PROBLEMA BREVE:
Riproduci senza alcuna modifica le righe dei record riportati più sotto, dalla riga che contiene "heading: during: the" alla riga che contiene "heading: during [375,420,668,542]", entrambe incluse.
-------- INFORMAZIONI MOSTRATE
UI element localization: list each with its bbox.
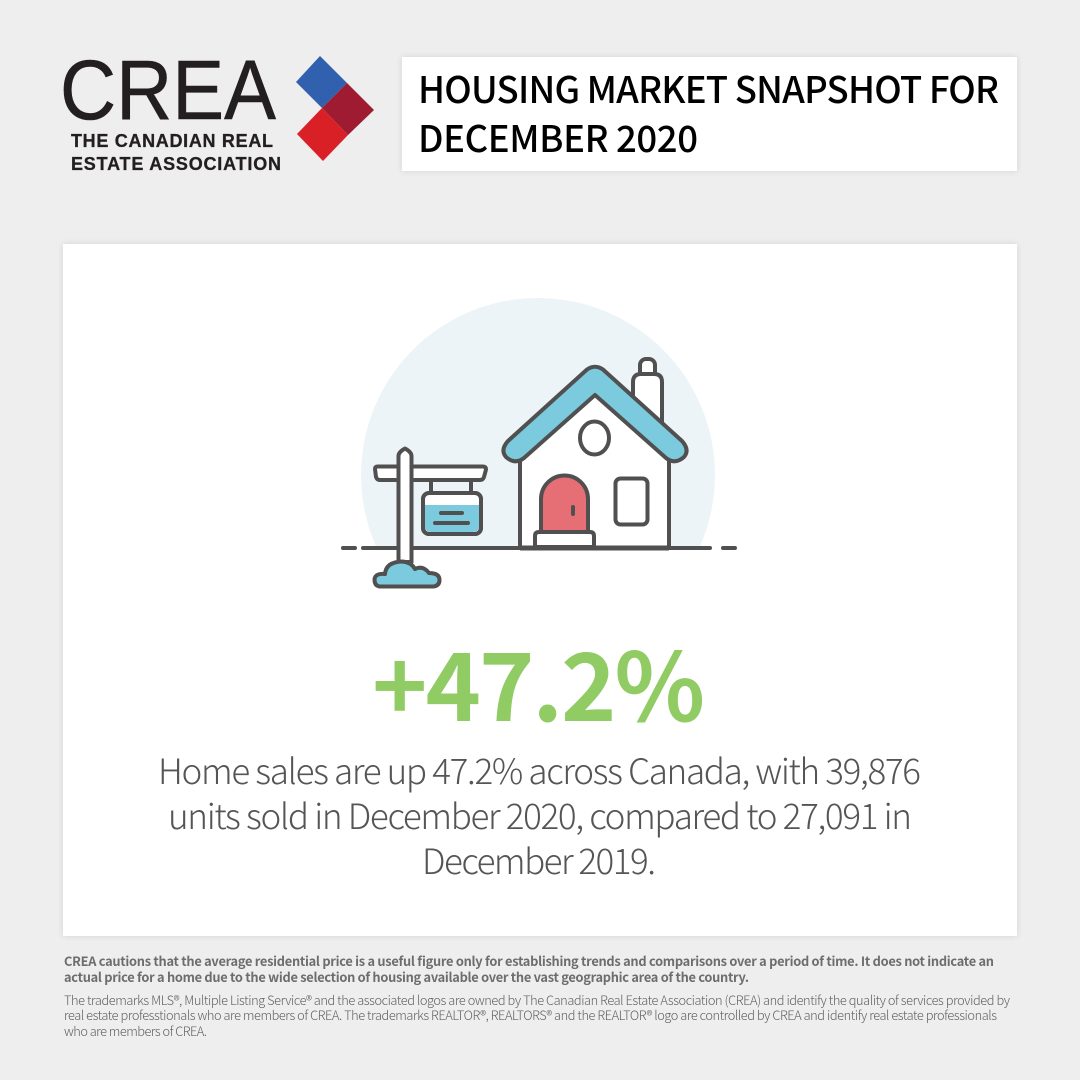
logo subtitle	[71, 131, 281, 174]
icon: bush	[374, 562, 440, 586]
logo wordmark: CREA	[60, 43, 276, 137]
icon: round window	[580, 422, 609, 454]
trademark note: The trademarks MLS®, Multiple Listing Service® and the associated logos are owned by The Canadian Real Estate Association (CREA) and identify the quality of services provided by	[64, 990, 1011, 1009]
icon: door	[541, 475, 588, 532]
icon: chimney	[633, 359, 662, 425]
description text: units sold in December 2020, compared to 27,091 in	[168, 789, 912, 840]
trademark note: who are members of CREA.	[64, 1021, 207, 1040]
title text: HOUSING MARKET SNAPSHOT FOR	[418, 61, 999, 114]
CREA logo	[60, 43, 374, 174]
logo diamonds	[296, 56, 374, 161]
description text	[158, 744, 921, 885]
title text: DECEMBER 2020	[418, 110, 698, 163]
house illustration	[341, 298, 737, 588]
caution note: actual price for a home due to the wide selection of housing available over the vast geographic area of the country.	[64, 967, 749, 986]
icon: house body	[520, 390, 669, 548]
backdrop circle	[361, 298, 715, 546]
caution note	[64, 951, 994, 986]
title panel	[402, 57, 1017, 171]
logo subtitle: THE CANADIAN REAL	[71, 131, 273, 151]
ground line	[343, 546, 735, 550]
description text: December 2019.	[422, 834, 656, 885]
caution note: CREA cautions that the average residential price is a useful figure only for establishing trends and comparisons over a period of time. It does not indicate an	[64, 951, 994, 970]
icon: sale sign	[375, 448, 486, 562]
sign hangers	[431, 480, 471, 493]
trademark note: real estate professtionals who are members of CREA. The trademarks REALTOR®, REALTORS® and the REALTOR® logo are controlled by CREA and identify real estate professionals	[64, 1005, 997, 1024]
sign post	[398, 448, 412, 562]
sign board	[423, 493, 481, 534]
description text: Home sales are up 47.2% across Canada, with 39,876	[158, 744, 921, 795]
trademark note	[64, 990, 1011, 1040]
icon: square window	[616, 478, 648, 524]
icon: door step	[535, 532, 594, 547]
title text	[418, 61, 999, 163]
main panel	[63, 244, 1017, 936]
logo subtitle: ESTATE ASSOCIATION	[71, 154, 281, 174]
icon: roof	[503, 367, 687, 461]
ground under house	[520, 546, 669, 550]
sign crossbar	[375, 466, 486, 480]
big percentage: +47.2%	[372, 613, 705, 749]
----------------
-------- INFORMAZIONI MOSTRATE
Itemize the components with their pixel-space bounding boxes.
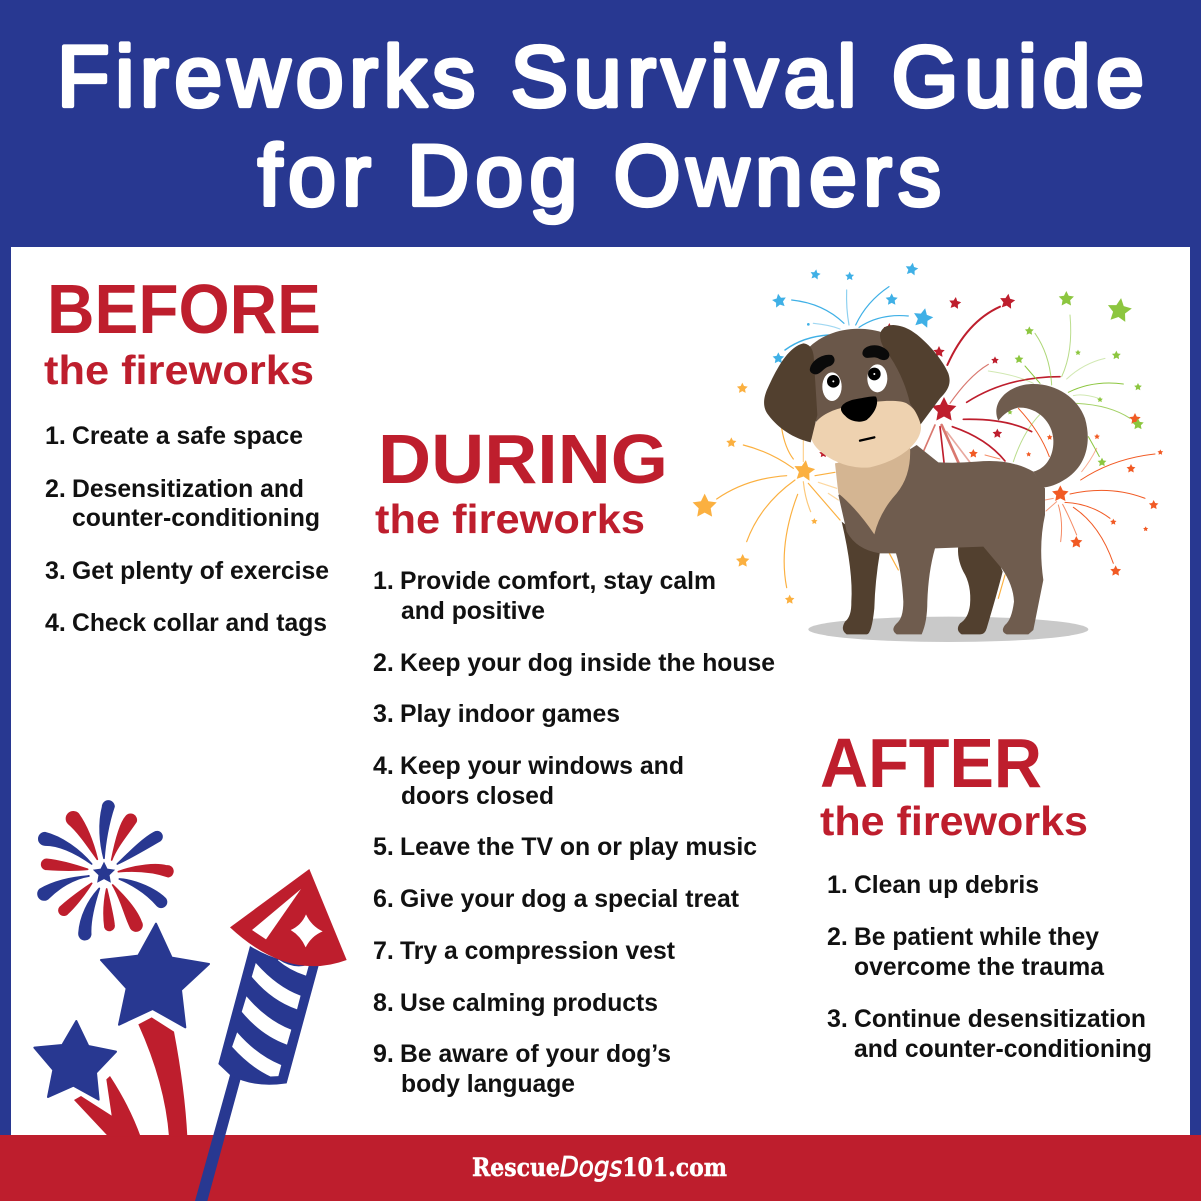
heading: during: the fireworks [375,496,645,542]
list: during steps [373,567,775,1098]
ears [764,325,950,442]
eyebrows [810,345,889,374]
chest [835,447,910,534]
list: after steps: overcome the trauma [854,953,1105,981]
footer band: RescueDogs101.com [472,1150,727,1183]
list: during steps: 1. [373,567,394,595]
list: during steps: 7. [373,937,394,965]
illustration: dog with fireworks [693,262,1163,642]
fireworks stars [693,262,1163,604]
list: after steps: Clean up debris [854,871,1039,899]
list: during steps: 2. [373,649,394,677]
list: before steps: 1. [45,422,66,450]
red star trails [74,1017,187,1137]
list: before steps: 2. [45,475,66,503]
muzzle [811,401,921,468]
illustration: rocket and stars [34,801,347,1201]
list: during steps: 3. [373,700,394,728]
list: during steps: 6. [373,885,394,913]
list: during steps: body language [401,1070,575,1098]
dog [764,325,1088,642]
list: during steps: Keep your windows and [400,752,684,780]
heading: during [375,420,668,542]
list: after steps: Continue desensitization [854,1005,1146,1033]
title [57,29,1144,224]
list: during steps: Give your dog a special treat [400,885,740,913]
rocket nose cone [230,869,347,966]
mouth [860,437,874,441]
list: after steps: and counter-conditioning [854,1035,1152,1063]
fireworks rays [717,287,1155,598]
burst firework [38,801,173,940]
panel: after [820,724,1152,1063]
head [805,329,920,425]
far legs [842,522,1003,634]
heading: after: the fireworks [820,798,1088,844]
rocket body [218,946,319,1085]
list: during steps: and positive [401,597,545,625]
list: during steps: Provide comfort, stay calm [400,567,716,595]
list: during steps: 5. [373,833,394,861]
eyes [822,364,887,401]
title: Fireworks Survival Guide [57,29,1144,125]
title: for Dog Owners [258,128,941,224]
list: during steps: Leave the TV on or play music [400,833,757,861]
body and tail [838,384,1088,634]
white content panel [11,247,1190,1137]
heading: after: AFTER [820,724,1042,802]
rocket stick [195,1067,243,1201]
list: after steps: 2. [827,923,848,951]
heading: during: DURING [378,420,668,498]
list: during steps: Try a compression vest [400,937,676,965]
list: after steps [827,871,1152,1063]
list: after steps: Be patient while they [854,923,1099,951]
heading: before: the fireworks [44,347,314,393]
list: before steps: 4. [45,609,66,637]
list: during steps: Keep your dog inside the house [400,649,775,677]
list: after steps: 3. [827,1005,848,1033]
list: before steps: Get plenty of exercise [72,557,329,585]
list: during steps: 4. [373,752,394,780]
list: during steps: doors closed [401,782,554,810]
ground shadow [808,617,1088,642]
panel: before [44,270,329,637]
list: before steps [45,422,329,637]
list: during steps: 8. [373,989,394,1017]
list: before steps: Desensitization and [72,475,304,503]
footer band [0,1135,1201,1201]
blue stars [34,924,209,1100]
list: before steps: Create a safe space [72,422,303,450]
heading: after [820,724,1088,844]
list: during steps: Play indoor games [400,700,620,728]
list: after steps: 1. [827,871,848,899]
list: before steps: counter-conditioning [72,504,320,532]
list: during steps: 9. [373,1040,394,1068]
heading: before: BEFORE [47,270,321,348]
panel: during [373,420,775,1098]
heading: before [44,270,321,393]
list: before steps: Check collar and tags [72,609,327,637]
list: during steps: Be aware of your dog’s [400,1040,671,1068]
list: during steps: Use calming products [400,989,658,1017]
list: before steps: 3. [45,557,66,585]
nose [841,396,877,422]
----------------
RISULTATO QUI SOTTO:
heading: during: the fireworks [375,496,645,542]
list: during steps [373,567,775,1098]
ears [764,325,950,442]
eyebrows [810,345,889,374]
chest [835,447,910,534]
list: after steps: overcome the trauma [854,953,1105,981]
footer band: RescueDogs101.com [472,1150,727,1183]
list: during steps: 1. [373,567,394,595]
list: during steps: 7. [373,937,394,965]
illustration: dog with fireworks [693,262,1163,642]
fireworks stars [693,262,1163,604]
list: after steps: Clean up debris [854,871,1039,899]
list: during steps: 2. [373,649,394,677]
list: before steps: 1. [45,422,66,450]
red star trails [74,1017,187,1137]
list: before steps: 2. [45,475,66,503]
muzzle [811,401,921,468]
illustration: rocket and stars [34,801,347,1201]
list: during steps: 3. [373,700,394,728]
list: during steps: 6. [373,885,394,913]
list: during steps: body language [401,1070,575,1098]
dog [764,325,1088,642]
list: during steps: Keep your windows and [400,752,684,780]
heading: during [375,420,668,542]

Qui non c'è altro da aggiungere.